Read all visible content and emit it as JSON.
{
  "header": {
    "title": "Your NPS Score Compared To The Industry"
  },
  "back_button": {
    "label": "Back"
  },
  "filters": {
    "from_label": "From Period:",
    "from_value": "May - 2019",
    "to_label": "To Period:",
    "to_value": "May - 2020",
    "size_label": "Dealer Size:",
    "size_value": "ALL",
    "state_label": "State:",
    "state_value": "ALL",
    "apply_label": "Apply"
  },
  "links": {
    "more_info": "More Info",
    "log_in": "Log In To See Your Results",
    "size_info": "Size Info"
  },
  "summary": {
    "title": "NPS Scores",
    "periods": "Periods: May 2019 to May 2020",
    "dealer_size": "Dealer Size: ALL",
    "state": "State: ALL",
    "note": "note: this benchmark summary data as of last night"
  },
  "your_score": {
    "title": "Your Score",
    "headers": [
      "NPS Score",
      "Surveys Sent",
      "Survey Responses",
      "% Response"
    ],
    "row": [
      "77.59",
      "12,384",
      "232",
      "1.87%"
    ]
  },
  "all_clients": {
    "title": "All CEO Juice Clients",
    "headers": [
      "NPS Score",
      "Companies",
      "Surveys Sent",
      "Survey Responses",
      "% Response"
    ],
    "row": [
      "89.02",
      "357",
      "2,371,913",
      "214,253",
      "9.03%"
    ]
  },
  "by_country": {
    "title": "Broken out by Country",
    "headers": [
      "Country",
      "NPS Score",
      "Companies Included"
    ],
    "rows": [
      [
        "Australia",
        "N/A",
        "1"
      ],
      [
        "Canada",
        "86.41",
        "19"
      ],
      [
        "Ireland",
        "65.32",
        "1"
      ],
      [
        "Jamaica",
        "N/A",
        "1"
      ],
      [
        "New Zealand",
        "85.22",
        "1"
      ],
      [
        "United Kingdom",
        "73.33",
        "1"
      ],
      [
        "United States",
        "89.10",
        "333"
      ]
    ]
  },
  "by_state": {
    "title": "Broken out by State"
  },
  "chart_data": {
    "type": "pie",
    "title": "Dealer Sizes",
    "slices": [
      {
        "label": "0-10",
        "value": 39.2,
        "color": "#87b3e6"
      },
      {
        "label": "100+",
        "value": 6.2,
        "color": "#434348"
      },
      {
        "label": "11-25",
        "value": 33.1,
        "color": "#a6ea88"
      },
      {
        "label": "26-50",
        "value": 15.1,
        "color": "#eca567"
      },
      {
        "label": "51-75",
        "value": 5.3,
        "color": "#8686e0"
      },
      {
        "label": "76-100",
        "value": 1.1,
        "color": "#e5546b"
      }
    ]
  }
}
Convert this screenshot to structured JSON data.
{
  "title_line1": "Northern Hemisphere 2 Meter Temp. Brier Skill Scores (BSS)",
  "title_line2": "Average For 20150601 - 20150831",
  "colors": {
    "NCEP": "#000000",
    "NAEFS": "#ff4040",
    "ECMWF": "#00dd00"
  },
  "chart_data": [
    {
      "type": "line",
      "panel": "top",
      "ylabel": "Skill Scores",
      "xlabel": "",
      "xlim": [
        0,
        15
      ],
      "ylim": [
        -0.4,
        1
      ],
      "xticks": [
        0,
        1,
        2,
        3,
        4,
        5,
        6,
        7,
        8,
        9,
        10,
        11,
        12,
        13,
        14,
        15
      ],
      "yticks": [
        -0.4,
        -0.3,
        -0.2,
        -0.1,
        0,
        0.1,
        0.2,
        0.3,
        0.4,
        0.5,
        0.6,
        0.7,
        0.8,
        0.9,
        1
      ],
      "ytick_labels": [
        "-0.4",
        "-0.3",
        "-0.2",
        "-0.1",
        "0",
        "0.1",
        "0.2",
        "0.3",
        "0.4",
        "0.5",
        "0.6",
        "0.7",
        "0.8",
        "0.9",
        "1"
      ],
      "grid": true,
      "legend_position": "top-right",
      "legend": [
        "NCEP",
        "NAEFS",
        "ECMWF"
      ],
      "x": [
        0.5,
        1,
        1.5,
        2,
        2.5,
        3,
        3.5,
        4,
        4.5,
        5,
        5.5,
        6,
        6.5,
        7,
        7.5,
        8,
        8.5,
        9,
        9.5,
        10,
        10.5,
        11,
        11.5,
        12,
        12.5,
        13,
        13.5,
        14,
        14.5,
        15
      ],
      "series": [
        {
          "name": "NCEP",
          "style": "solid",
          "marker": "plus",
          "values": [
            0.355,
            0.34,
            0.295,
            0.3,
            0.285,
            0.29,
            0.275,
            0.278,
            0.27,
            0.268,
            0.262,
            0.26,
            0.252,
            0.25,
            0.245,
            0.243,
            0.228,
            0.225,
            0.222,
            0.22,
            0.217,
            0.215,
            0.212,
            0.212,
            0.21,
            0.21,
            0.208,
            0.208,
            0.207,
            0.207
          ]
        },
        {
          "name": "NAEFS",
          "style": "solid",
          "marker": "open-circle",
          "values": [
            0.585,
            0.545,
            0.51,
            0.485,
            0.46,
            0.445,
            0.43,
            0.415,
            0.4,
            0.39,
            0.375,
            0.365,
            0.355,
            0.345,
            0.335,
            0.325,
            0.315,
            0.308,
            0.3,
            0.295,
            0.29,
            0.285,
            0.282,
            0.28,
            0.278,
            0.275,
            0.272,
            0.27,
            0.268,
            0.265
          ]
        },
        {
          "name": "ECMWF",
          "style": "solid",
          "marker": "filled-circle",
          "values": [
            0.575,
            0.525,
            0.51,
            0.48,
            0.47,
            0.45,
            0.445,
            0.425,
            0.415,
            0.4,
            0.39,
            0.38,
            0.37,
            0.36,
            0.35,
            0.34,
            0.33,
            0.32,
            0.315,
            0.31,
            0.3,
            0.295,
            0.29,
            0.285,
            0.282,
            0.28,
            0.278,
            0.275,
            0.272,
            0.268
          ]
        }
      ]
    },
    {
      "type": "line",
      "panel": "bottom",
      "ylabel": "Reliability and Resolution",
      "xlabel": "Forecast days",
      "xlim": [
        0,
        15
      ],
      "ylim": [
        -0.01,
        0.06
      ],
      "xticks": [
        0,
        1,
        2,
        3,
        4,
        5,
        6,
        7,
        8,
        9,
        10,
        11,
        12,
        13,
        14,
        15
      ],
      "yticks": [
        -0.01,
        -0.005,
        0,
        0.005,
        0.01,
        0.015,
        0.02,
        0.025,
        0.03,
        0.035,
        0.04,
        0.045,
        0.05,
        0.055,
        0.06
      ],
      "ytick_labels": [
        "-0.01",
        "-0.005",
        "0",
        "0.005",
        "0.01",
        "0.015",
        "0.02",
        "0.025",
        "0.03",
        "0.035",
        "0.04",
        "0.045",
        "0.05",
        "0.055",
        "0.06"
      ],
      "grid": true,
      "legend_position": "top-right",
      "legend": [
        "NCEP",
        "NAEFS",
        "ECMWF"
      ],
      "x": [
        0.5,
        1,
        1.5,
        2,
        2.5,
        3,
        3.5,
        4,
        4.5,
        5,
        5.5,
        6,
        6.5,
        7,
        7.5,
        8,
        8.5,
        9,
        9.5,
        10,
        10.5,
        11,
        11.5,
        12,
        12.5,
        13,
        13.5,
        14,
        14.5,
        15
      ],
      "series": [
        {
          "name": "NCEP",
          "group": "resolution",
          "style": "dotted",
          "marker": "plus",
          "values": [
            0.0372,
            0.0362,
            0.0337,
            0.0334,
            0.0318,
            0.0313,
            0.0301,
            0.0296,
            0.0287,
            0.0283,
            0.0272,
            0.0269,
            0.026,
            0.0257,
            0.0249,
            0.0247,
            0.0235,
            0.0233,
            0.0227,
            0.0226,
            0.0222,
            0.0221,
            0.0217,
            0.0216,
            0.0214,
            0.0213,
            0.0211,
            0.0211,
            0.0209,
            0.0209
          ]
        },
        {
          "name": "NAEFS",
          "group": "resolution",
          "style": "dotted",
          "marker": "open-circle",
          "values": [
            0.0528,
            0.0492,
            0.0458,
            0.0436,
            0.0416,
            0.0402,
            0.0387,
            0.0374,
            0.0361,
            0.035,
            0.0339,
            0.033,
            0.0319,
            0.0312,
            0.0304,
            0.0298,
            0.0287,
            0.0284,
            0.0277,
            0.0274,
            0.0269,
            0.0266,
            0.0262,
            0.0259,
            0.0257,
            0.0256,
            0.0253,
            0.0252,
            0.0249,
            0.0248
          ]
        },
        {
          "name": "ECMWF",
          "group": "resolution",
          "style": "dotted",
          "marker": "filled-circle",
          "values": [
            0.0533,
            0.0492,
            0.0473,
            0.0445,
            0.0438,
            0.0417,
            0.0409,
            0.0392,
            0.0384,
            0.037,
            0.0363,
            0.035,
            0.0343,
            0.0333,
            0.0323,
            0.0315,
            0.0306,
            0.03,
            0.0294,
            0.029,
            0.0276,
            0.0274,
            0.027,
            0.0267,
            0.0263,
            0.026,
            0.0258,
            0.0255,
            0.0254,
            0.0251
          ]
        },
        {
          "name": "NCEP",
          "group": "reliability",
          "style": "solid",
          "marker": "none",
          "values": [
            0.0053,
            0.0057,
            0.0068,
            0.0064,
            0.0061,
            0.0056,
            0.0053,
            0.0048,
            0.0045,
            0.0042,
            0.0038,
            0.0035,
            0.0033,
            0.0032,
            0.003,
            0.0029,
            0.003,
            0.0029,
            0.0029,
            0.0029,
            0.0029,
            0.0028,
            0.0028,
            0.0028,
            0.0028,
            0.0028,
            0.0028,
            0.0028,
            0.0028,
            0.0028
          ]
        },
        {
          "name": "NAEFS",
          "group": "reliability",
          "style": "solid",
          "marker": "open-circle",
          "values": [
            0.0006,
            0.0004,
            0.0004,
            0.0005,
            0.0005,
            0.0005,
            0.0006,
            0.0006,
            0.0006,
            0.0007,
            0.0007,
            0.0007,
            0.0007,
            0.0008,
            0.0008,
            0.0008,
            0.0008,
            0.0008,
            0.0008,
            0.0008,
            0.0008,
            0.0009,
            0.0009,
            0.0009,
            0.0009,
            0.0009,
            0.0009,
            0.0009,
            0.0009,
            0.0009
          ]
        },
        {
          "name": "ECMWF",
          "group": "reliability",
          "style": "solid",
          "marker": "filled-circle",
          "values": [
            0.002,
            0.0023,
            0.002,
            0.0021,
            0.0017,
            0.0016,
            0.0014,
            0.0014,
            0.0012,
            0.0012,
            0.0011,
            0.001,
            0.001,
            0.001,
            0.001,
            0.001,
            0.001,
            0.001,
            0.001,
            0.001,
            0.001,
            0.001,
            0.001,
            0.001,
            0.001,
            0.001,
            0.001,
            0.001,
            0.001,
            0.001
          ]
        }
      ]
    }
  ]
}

GIVEN EXERCISE: Find "JSON". Copy every line it occurs in.

SOLUTION FOR THIS PROBLEM:
Read all visible content and emit it as JSON.
Convert this screenshot to structured JSON data.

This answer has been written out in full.